▸ **TRECHO DO TEXTO**
################

Título: Alfonsín, Menem e as relações cívico-militares. A construção do controle sobre as Forças Armadas na Argentina democrática (1983-1995) - Introdução
INTRODUÇÃO
A presente dissertação aborda e analisa as relações cívico-militares estruturadas durante as gestões de Raúl Alfonsín (1983-1989) e de Carlos Menem (1989-1995), e põe especial ênfase nas orientações e estilos através dos quais a classe política, em geral, e as sucessivas administrações governamentais, em particular, atenderam e protagonizaram as mencionadas relações, assim como também nos resultados atingidos e os efeitos produzidos por suas intervenções com relação ao principal desafio que se impôs durante o período e que esteve dado pela construção do controle civil sobre as Forças Armadas.

################

Registros de diagramação:
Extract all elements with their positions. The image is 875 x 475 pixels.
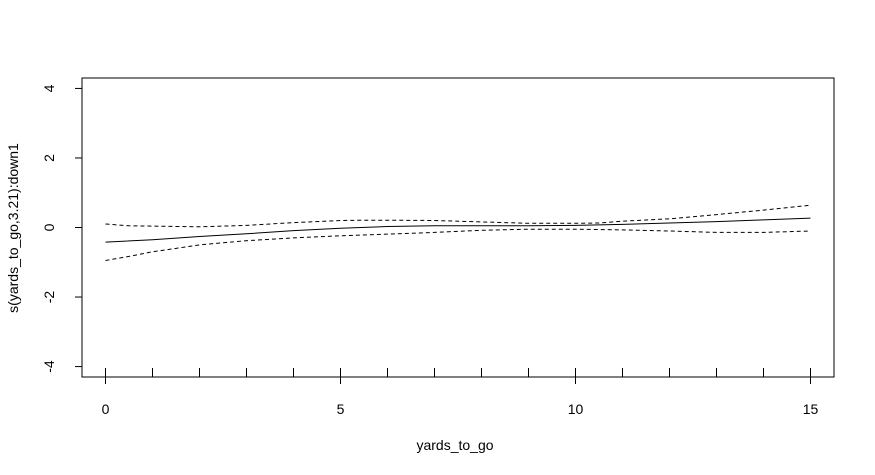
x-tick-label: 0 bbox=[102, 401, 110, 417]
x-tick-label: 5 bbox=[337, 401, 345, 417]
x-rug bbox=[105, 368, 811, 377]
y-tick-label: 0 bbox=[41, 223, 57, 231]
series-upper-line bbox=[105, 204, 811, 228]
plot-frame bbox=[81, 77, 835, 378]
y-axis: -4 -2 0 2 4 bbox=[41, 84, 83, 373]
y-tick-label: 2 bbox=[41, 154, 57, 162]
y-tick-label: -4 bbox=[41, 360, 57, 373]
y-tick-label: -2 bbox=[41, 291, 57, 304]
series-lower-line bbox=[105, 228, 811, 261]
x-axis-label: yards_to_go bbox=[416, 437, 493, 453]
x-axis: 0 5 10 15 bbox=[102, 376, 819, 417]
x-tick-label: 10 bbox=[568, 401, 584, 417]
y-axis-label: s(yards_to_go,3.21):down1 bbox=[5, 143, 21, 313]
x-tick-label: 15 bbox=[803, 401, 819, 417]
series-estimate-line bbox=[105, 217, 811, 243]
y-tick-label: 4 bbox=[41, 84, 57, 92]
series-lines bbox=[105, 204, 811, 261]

################

▸ **TAREFAS A REALIZAR**
[A] Transcreva do texto sobre as relações cívico-militares na Argentina o trecho entre "Título: Alfonsín, Menem" e "as Forças Armadas.", inclusive.
[B] Traduza para o inglês esta frase do texto sobre as relações cívico-militares na Argentina: "A presente dissertação aborda e analisa as relações cívico-militares estruturadas durante as gestões de Raúl Alfonsín (1983-1989) e de Carlos Menem (1989-1995), e põe especial ênfase nas orientações e estilos através dos quais a classe política, em geral, e as sucessivas administrações governamentais, em particular, atenderam e protagonizaram as mencionadas relações, assim como também nos resultados atingidos e os efeitos produzidos por suas intervenções com relação ao principal desafio que se impôs durante o período e que esteve dado pela construção do controle civil sobre as Forças Armadas."
[C] Retome o texto sobre as relações cívico-militares na Argentina a partir do ponto em que ele termina.

▸ **RESULTADOS DAS TAREFAS**
[A]
Título: Alfonsín, Menem e as relações cívico-militares. A construção do controle sobre as Forças Armadas na Argentina democrática (1983-1995) - Introdução
INTRODUÇÃO
A presente dissertação aborda e analisa as relações cívico-militares estruturadas durante as gestões de Raúl Alfonsín (1983-1989) e de Carlos Menem (1989-1995), e põe especial ênfase nas orientações e estilos através dos quais a classe política, em geral, e as sucessivas administrações governamentais, em particular, atenderam e protagonizaram as mencionadas relações, assim como também nos resultados atingidos e os efeitos produzidos por suas intervenções com relação ao principal desafio que se impôs durante o período e que esteve dado pela construção do controle civil sobre as Forças Armadas.

[B] This dissertation addresses and analyzes the civil-military relations structured during the administrations of Raúl Alfonsín (1983-1989) and Carlos Menem (1989-1995), and places special emphasis on the orientations and styles through which the political class, in general, and the successive governmental administrations, in particular, dealt with and took the lead in those relations, as well as on the results achieved and the effects produced by their interventions with regard to the main challenge that arose during the period, which was the construction of civilian control over the Armed Forces.

[C]
Para levar conta destas questões se analisarão duas dimensões básicas das relações cívico-militares desenroladas durante os governos de Alfonsín e Menem; a saber, (i) a revisão do passado autoritário, isto é, a revisão da atuação política das Forças Armadas ao longo da ditadura precedente e, em especial, das violações aos direitos humanos cometidas no contexto da denominada "luta contra a subversão"; e (ii) a reinstitucionalização das Forças Armadas no atinente a seu papel institucional, sua estrutura orgânico-funcional e os conflitos políticos e institucionais por elas protagonizados.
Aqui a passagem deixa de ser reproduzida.